EXERCISE DESCRIPTION:
The answer is a single number: how many lines hold the string "this".

DATA SUPPLIED:
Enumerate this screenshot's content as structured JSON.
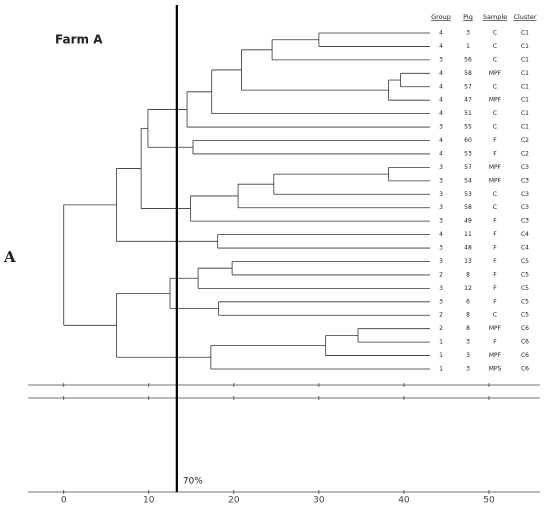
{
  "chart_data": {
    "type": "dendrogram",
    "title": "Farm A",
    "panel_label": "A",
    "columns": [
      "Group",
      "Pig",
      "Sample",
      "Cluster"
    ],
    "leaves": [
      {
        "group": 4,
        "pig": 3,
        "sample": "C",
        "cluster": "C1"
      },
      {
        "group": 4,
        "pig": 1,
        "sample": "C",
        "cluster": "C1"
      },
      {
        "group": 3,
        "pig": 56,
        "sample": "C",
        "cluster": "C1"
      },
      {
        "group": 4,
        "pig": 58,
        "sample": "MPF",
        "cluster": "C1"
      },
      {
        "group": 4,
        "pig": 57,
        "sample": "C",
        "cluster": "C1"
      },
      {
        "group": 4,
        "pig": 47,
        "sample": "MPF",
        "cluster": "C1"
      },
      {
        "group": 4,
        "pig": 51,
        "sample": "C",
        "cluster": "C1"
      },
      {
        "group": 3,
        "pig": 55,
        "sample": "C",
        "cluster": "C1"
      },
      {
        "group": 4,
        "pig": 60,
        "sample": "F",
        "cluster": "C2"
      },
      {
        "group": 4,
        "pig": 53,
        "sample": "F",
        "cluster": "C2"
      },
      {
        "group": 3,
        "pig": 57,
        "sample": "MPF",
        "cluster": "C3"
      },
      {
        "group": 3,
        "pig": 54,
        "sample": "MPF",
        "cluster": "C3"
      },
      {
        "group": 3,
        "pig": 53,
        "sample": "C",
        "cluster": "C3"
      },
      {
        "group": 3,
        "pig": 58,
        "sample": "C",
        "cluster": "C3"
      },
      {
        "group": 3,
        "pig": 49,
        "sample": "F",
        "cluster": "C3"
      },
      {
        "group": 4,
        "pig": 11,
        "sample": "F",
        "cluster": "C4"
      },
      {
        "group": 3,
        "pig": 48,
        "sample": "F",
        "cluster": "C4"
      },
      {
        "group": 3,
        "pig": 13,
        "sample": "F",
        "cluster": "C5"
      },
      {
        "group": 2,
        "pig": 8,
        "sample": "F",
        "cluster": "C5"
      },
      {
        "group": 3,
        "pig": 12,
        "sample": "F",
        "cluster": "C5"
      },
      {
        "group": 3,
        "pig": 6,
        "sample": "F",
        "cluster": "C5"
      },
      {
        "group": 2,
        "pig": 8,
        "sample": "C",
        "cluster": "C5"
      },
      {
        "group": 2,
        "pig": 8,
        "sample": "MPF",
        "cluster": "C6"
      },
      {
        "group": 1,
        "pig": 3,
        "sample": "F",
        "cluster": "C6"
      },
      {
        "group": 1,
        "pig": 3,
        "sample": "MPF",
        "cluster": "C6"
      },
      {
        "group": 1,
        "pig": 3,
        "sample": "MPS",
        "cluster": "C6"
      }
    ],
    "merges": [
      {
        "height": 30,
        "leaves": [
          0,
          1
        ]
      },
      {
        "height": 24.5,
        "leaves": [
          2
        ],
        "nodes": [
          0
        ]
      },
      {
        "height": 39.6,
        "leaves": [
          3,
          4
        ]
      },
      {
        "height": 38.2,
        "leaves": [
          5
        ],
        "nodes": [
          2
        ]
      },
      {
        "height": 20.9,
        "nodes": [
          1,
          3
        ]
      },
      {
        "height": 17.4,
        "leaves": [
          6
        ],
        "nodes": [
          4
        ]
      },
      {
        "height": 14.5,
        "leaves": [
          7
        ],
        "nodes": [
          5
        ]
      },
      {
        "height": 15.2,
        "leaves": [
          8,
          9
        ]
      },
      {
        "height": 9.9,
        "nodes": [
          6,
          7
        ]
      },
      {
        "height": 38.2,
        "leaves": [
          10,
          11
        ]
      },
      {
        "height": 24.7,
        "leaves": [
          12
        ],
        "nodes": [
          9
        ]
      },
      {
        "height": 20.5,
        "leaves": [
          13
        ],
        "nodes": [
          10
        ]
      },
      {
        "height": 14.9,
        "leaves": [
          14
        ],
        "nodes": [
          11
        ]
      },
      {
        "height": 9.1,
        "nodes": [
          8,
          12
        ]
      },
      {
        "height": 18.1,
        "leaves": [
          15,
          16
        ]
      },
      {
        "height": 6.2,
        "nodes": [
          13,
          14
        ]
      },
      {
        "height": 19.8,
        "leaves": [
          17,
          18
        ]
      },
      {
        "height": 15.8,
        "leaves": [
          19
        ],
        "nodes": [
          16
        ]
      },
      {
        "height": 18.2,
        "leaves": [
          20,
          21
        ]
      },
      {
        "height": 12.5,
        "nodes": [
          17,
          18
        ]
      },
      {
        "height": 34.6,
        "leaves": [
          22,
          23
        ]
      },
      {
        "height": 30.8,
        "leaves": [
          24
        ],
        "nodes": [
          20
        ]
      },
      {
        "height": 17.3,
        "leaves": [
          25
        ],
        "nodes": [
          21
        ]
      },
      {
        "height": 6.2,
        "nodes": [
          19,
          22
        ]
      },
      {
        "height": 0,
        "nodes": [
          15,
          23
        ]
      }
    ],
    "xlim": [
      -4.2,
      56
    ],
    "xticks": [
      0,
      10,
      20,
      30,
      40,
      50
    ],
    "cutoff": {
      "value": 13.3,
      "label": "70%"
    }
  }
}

--

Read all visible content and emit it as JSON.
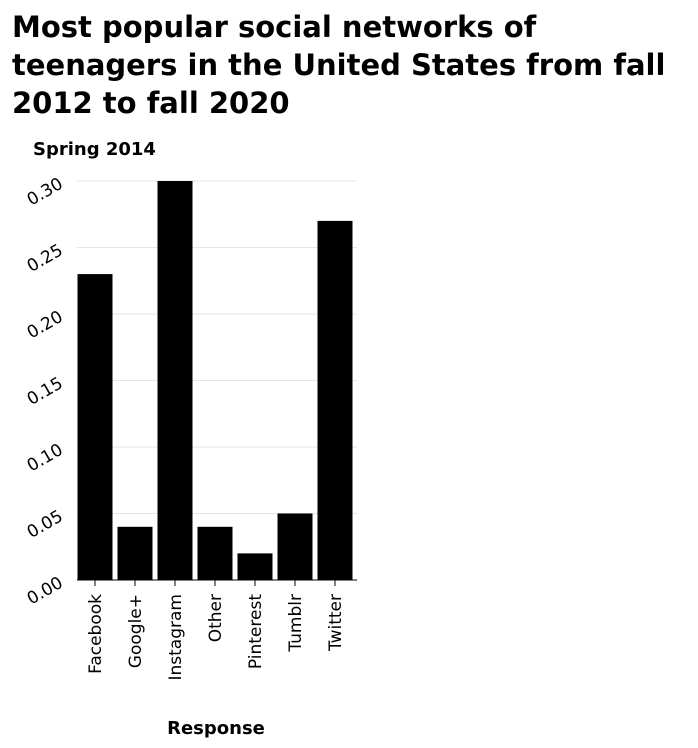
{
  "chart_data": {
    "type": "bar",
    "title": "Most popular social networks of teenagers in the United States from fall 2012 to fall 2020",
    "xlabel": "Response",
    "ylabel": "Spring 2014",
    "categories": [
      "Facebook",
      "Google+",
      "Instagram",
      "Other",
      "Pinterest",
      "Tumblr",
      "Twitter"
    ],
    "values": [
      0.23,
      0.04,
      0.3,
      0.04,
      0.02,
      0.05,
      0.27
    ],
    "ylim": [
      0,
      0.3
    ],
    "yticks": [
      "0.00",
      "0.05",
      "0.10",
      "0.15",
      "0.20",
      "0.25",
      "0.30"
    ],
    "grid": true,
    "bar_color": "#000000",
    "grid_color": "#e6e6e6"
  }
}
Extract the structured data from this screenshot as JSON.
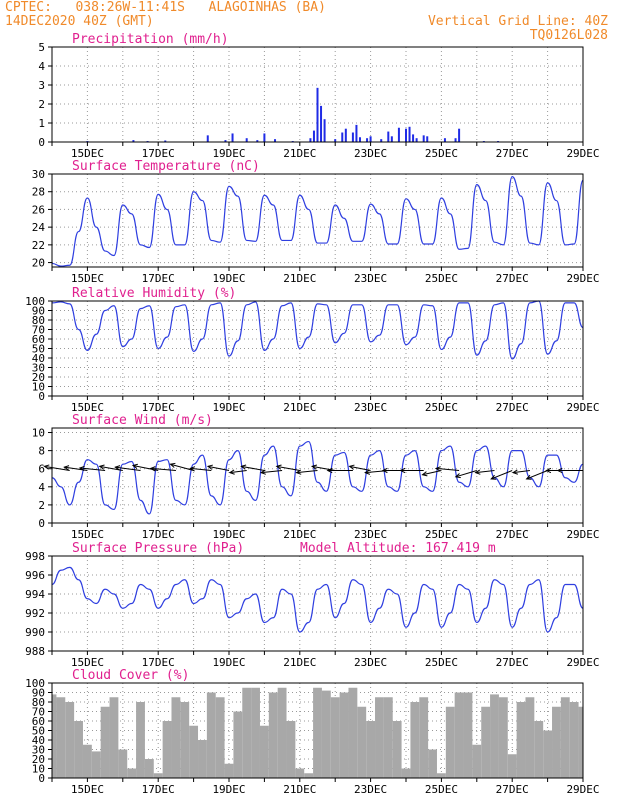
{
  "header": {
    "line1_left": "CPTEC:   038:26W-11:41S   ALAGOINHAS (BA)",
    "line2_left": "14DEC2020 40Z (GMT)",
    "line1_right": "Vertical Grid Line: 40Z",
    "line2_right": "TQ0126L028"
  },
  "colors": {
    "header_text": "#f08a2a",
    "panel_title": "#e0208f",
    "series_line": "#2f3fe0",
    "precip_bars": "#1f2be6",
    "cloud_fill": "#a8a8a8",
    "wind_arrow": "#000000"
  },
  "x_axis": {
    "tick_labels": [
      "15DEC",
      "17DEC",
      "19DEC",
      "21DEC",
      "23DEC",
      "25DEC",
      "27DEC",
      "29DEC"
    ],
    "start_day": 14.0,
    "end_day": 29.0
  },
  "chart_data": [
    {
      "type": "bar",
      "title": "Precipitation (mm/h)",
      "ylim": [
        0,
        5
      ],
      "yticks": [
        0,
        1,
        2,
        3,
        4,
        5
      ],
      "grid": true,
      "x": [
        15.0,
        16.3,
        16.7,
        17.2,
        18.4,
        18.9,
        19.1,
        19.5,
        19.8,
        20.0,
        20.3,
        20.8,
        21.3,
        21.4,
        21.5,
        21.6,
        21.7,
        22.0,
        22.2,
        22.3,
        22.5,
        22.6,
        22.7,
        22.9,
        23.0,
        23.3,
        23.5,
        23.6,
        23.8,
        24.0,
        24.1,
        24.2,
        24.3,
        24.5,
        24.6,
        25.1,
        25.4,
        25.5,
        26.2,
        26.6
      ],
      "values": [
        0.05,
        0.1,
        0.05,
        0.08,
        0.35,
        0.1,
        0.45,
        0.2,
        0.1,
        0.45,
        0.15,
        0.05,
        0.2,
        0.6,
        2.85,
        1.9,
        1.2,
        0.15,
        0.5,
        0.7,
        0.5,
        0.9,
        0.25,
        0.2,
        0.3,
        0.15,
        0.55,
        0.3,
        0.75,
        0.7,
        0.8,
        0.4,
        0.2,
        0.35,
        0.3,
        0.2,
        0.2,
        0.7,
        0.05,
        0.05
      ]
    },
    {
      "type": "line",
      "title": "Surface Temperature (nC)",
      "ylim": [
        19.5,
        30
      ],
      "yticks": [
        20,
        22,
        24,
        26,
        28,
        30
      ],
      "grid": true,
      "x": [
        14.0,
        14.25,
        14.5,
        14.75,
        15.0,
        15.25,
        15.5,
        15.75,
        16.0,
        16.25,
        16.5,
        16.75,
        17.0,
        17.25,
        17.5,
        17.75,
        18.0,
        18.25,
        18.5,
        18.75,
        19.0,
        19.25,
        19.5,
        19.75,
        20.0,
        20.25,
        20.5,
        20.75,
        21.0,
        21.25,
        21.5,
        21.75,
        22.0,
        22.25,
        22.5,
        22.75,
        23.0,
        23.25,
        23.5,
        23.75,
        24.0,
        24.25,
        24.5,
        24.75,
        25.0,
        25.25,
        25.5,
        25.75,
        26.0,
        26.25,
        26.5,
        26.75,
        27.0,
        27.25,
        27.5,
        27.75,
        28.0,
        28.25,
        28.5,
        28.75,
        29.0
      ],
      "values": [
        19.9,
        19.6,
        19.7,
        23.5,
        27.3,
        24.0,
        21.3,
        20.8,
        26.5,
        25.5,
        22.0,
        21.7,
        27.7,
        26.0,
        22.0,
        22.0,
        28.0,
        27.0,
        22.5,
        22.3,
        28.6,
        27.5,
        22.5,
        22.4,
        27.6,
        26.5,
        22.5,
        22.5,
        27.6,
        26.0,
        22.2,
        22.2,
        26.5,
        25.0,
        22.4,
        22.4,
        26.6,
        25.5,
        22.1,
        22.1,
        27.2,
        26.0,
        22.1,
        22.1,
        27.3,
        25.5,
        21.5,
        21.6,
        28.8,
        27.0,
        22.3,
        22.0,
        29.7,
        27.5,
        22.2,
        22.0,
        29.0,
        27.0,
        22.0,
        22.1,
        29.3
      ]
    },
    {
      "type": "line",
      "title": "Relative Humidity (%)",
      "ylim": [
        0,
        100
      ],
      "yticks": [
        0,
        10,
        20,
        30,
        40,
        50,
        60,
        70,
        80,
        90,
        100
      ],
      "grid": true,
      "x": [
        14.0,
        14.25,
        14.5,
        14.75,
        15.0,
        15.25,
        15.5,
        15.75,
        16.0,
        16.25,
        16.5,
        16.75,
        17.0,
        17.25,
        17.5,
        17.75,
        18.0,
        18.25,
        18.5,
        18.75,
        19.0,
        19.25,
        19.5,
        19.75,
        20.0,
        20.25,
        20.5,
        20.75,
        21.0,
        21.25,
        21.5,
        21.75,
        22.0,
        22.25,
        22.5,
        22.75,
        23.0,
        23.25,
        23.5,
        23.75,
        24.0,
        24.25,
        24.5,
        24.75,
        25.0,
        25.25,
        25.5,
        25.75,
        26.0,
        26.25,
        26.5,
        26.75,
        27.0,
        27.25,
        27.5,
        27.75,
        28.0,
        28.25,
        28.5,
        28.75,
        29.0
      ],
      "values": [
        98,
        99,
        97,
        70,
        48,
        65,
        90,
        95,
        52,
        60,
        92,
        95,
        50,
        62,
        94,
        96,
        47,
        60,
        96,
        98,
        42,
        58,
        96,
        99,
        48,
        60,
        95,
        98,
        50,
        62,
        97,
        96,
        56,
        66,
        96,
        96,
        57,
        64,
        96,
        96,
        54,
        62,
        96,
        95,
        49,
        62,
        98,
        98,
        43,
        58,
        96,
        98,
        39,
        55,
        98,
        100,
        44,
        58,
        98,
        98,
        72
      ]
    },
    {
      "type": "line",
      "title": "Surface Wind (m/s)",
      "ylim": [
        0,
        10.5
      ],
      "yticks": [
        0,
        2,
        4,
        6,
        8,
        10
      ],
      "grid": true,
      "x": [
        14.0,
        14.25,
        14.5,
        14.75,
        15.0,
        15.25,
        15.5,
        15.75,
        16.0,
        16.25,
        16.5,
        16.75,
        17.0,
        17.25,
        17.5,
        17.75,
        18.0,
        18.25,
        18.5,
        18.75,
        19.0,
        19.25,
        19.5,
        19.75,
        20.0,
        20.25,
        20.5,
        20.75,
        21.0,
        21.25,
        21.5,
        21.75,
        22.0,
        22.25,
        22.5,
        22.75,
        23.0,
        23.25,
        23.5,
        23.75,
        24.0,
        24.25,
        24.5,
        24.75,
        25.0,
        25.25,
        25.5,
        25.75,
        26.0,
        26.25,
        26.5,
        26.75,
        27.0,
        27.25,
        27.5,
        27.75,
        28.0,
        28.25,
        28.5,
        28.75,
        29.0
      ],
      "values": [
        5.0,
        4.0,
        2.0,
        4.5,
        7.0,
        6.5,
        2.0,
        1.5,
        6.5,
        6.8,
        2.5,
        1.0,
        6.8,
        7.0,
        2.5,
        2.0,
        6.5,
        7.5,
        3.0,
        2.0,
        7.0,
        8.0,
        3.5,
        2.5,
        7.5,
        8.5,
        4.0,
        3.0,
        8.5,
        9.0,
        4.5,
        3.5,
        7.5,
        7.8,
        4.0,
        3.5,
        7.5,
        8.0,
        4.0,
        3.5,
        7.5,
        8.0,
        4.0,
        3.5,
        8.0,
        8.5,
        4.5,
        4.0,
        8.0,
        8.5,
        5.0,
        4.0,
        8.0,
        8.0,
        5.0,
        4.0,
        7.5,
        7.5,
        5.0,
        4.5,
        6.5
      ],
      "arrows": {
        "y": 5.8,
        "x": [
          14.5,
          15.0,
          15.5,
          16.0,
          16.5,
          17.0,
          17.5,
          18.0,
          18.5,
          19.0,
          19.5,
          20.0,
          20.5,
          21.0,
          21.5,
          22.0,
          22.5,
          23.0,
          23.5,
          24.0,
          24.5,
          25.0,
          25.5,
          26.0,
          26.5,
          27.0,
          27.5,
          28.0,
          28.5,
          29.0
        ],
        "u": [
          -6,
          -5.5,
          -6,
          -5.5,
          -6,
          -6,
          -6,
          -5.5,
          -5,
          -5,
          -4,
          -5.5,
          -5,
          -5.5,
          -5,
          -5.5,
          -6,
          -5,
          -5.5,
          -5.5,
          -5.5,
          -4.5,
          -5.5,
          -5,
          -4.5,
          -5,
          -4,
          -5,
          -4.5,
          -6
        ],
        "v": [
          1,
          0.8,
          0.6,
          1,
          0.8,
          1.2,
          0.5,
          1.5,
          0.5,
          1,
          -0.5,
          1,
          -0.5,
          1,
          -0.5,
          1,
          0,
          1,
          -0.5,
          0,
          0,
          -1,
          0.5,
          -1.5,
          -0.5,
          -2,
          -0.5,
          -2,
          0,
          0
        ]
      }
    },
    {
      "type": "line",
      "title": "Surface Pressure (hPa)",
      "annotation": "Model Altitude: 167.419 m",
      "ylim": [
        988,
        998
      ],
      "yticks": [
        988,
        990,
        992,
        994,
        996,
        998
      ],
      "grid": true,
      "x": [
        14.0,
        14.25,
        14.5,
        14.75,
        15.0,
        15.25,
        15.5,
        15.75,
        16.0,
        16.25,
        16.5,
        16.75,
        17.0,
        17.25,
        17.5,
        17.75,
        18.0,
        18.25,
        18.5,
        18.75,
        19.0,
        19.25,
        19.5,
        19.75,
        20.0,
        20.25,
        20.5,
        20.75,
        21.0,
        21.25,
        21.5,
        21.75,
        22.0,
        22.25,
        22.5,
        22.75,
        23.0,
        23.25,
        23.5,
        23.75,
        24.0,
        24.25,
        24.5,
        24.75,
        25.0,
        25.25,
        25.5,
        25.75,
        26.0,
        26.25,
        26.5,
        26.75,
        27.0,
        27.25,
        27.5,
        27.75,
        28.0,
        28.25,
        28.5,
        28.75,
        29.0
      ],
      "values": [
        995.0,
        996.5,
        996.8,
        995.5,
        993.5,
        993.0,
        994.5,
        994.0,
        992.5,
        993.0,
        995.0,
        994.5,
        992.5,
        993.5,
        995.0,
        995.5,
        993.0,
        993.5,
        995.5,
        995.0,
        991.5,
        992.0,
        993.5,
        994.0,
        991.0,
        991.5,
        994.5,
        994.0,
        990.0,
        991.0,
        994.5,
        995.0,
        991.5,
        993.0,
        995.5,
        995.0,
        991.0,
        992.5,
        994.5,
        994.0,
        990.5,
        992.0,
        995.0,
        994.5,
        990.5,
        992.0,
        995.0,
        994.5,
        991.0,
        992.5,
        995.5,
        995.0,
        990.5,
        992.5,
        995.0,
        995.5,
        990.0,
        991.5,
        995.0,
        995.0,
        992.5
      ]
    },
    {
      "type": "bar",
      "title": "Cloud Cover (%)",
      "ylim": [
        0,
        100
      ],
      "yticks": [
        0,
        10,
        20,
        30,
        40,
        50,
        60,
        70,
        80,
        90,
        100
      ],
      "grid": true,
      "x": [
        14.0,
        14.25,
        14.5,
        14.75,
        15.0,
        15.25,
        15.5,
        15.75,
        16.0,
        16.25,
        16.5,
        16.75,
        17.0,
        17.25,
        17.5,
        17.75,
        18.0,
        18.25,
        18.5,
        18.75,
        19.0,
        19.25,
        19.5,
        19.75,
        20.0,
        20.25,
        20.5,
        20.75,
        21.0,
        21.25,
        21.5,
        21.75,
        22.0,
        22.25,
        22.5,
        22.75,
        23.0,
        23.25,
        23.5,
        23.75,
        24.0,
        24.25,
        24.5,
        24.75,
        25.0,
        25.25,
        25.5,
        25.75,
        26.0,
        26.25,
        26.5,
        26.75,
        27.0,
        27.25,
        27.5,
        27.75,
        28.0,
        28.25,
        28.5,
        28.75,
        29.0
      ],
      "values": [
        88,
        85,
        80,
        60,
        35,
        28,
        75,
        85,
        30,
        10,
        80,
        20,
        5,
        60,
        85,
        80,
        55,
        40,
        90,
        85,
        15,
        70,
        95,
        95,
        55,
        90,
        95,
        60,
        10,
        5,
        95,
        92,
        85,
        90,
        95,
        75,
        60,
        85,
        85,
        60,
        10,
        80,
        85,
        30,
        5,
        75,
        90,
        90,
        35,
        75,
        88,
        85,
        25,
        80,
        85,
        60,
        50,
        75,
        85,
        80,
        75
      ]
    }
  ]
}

TASK SOLUTION:
2